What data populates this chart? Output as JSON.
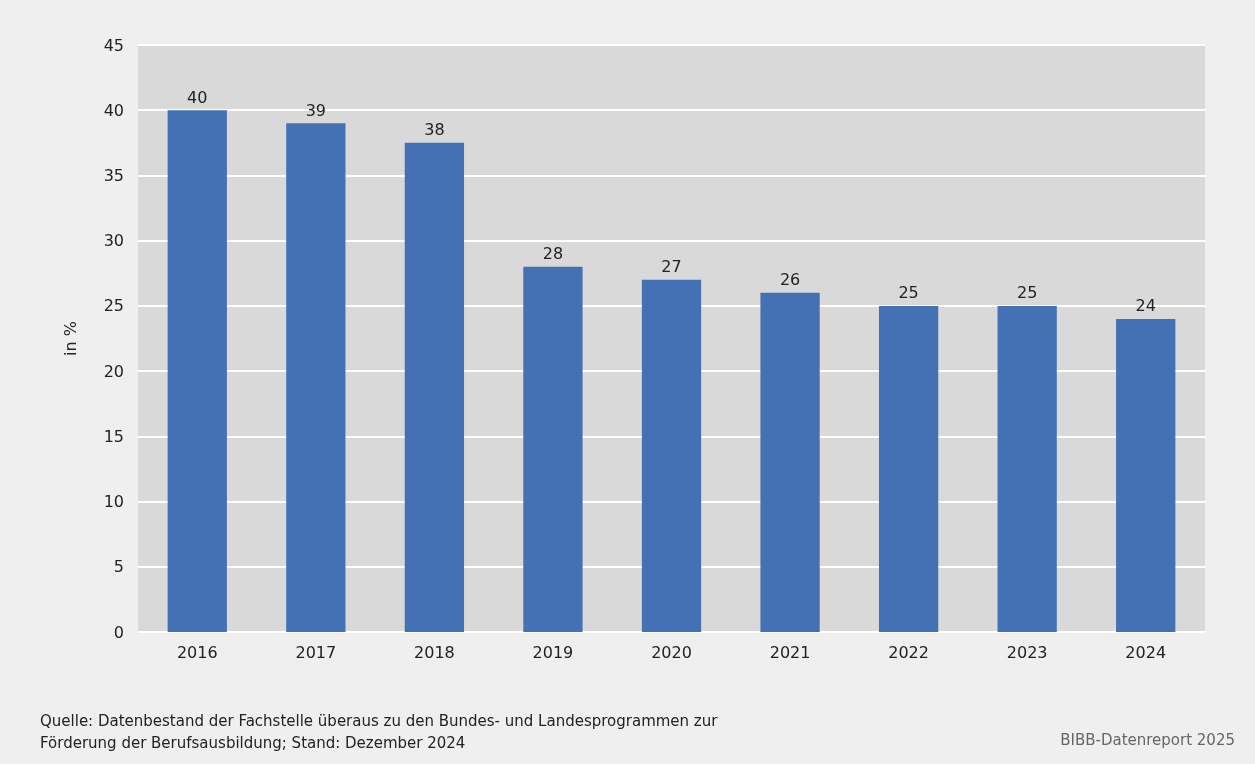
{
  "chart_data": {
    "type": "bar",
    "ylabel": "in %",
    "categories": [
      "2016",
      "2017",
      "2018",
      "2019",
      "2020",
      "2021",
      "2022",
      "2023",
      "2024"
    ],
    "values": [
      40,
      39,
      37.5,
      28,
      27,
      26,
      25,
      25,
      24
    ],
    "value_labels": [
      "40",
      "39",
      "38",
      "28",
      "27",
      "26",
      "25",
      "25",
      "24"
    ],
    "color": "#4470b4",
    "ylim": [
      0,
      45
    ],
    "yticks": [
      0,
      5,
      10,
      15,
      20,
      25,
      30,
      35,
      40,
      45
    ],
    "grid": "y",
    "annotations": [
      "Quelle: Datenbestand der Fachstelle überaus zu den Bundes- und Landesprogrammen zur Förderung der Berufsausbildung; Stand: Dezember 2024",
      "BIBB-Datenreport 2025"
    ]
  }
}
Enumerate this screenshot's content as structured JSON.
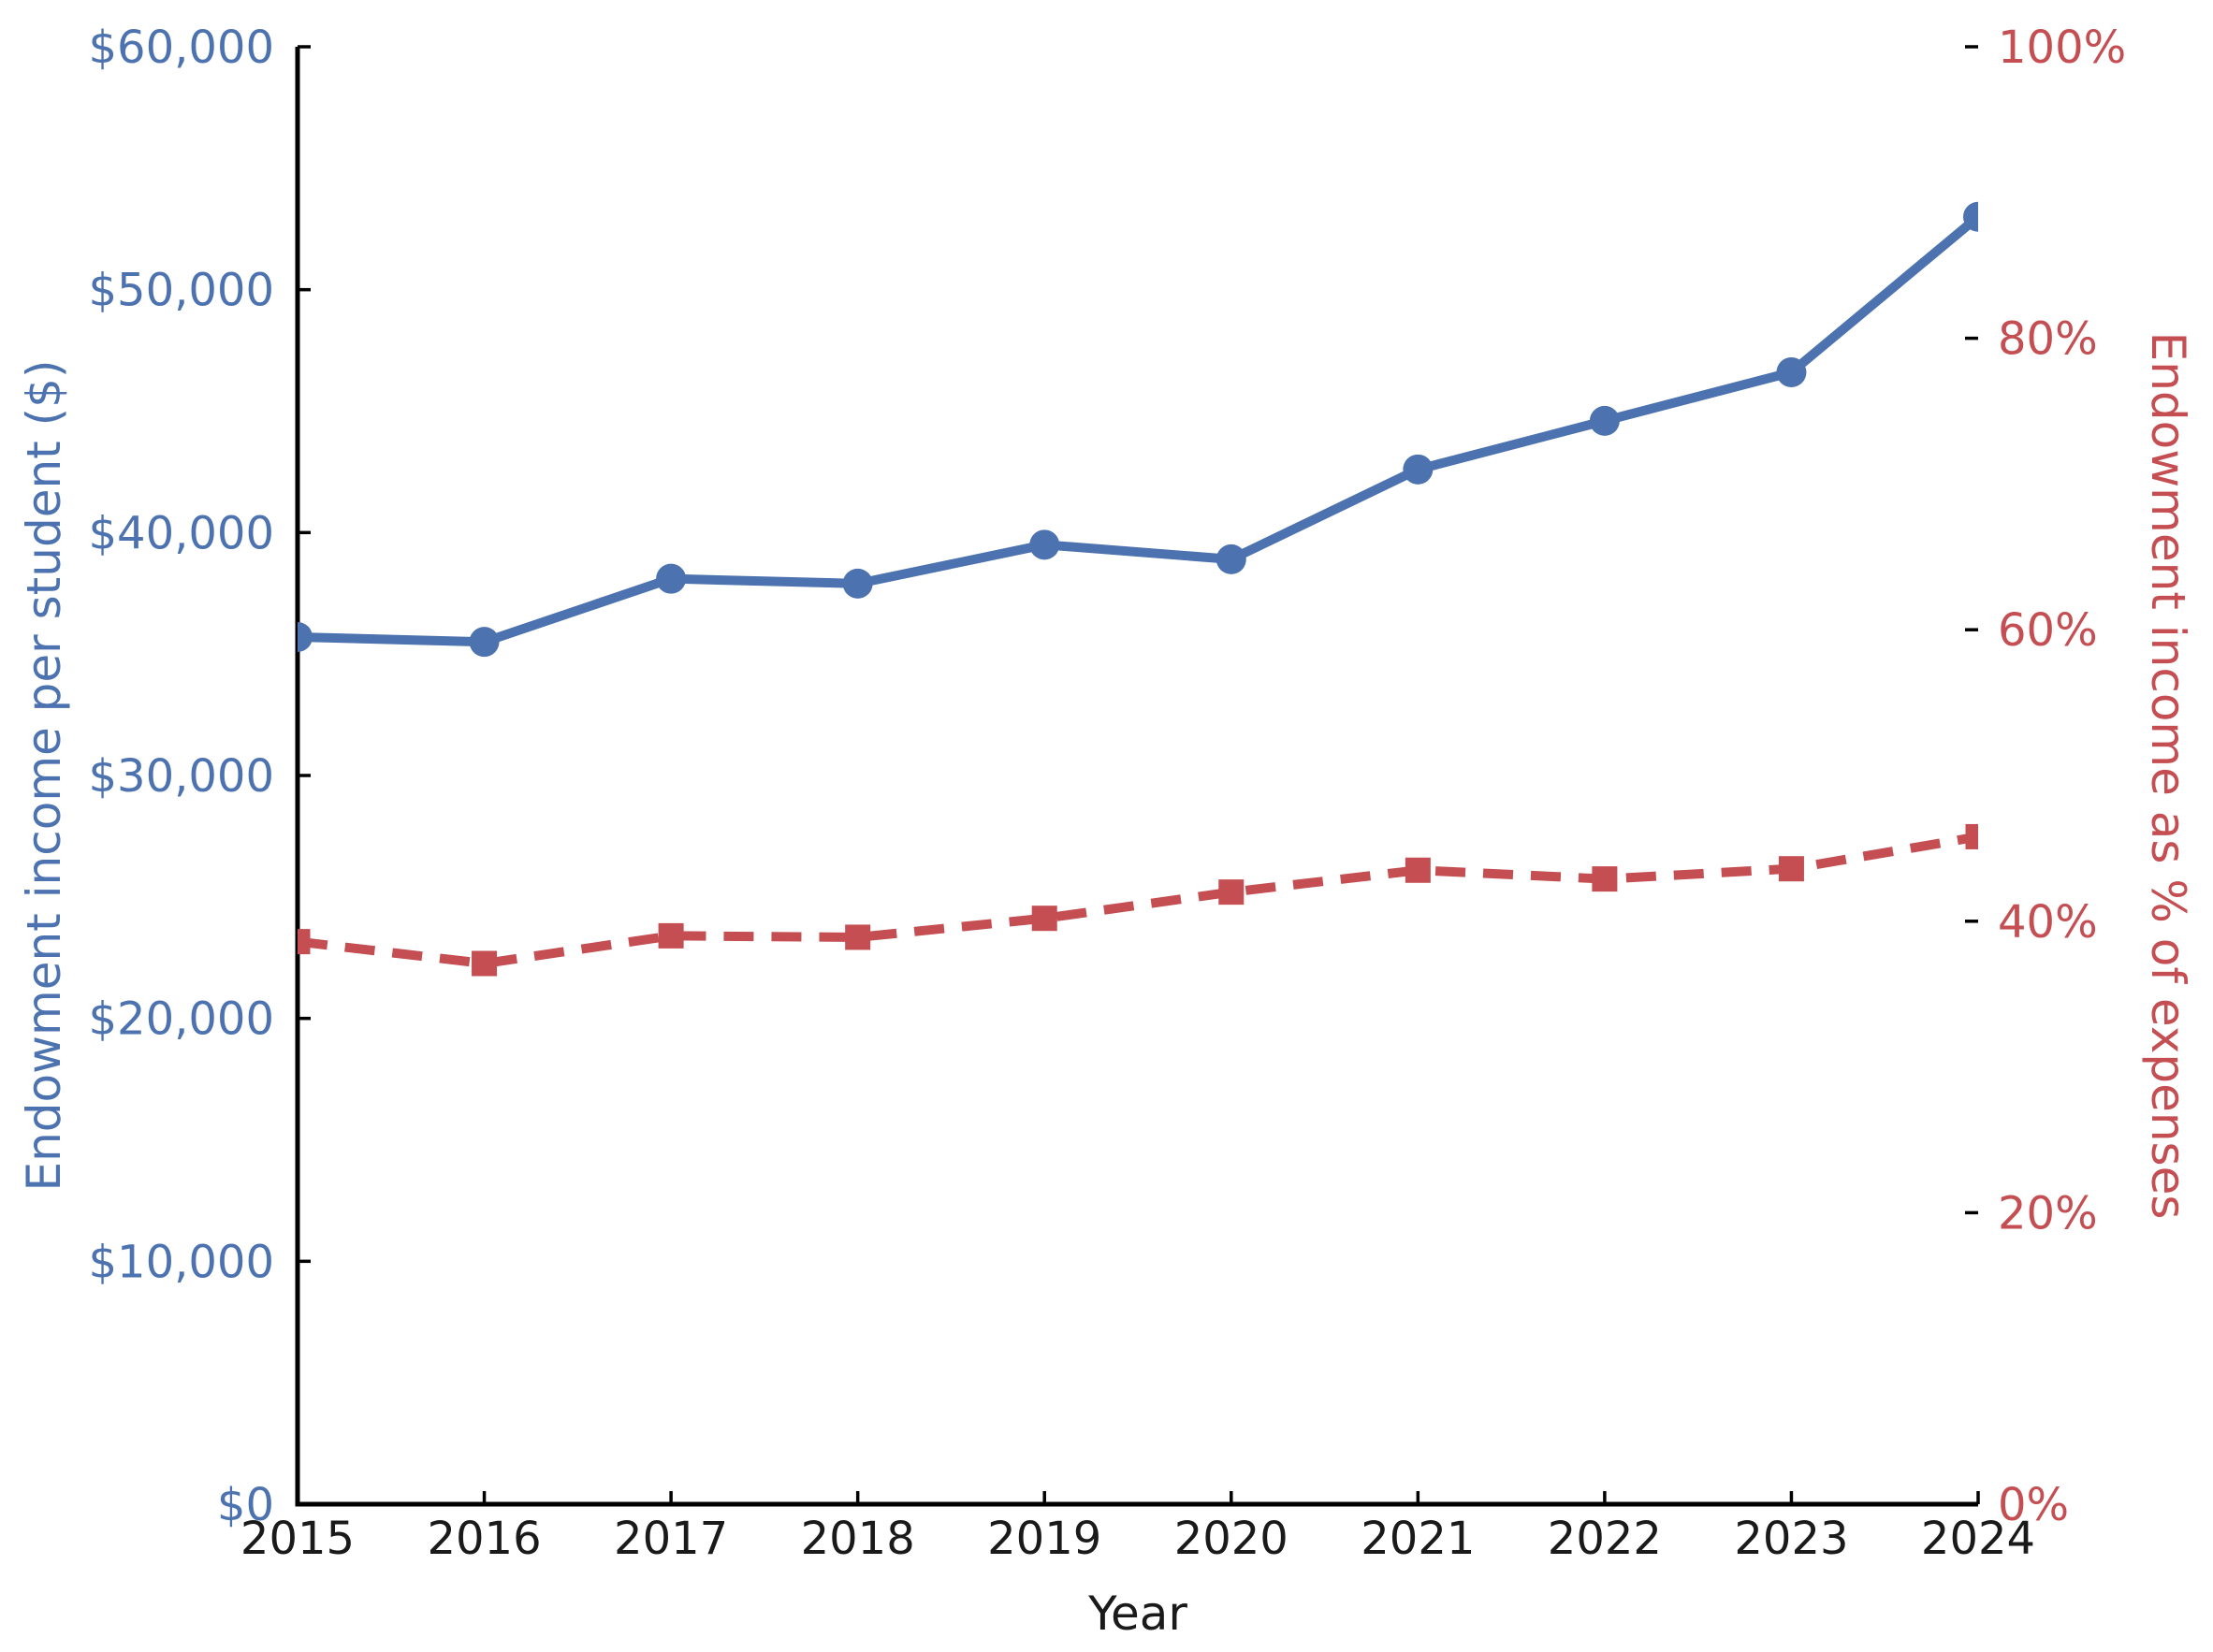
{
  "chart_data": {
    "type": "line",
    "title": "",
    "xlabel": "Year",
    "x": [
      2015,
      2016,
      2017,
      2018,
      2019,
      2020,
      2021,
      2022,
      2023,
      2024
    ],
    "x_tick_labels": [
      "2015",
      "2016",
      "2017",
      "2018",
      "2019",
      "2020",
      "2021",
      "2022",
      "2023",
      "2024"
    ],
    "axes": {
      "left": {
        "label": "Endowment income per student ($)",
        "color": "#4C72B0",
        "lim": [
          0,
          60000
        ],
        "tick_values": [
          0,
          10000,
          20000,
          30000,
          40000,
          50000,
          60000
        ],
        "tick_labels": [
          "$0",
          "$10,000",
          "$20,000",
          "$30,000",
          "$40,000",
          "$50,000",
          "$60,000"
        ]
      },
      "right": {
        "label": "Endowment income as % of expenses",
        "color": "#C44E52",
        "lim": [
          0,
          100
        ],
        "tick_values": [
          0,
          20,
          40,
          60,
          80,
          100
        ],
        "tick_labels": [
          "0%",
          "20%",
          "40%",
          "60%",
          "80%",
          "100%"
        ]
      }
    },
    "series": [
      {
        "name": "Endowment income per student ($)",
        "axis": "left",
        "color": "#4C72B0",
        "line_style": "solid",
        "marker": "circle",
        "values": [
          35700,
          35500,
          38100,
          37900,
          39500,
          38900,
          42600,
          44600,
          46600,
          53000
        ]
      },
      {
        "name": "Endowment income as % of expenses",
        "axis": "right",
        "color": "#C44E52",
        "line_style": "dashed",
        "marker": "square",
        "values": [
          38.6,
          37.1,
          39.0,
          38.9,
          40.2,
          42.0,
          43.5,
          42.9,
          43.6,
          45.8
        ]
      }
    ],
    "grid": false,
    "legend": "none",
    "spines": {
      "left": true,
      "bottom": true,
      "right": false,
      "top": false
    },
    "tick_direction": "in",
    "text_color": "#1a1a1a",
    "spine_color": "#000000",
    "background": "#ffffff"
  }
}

## [Problem requirements]
Pull out all lines containing the word "student" from the entries above.

## [Full solution]
        "label": "Endowment income per student ($)",
        "name": "Endowment income per student ($)",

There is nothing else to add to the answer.